#### WORK REQUIRED
Go through the data and copy every line exactly, but not the images.

[Recorded data]
-=-=-=-=-
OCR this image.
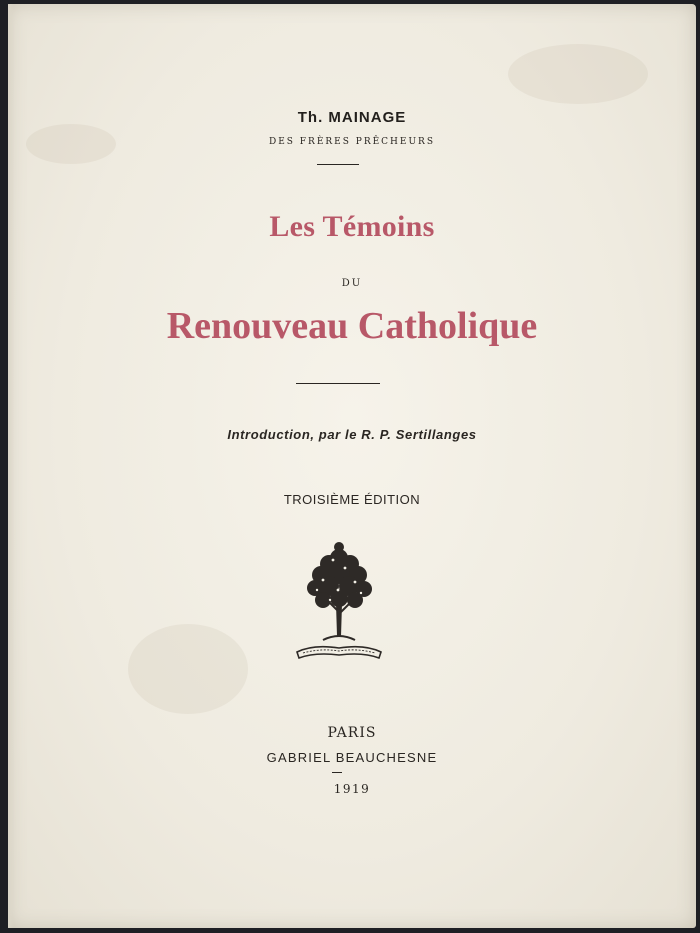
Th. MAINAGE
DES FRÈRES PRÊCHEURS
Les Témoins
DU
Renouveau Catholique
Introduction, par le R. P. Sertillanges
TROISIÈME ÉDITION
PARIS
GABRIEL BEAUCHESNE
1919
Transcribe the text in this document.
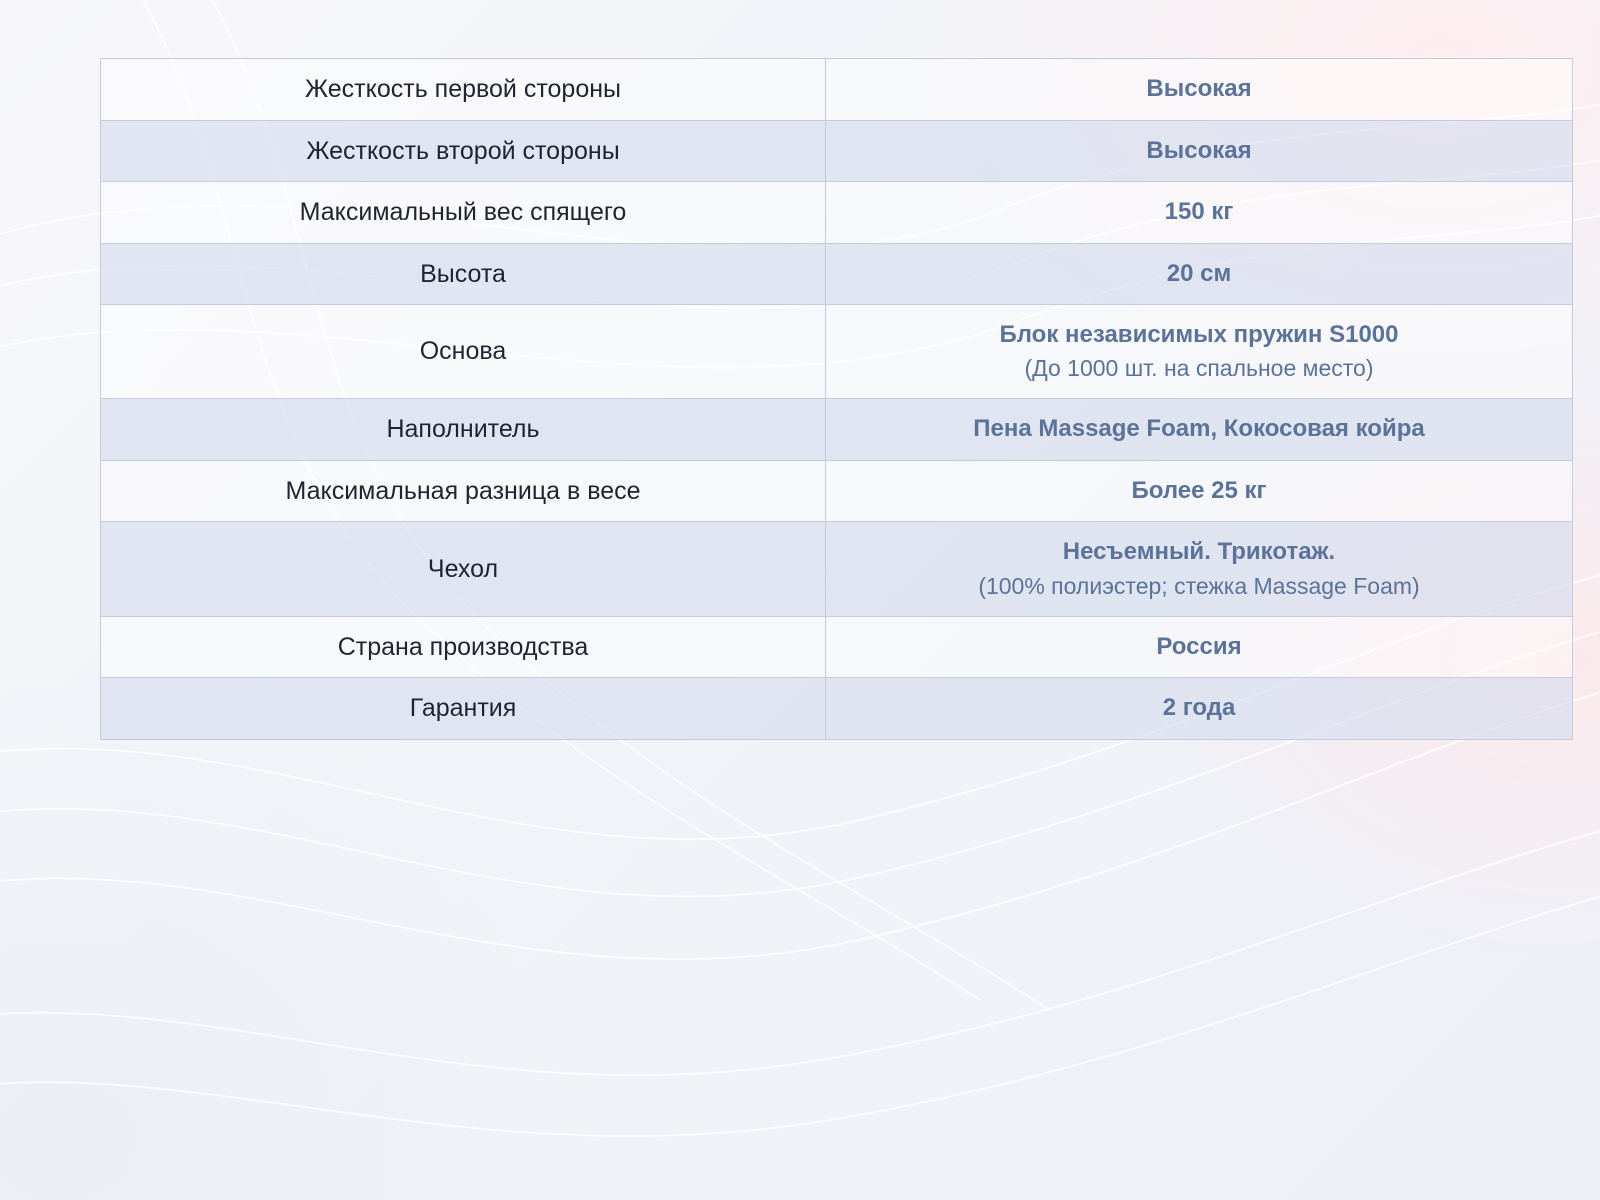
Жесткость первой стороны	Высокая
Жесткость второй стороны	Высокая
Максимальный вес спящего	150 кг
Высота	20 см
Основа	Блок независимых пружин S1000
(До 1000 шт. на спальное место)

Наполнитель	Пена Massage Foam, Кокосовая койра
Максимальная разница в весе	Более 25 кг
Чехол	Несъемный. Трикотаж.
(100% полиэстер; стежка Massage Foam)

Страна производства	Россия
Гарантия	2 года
-=-=-=-=-
#### REPLY TO THE TASK
OCR this image.
Th. MAINAGE
DES FRÈRES PRÊCHEURS
Les Témoins
DU
Renouveau Catholique
Introduction, par le R. P. Sertillanges
TROISIÈME ÉDITION
PARIS
GABRIEL BEAUCHESNE
1919
Transcribe the text in this document.
Жесткость первой стороны	Высокая
Жесткость второй стороны	Высокая
Максимальный вес спящего	150 кг
Высота	20 см
Основа	Блок независимых пружин S1000
(До 1000 шт. на спальное место)

Наполнитель	Пена Massage Foam, Кокосовая койра
Максимальная разница в весе	Более 25 кг
Чехол	Несъемный. Трикотаж.
(100% полиэстер; стежка Massage Foam)

Страна производства	Россия
Гарантия	2 года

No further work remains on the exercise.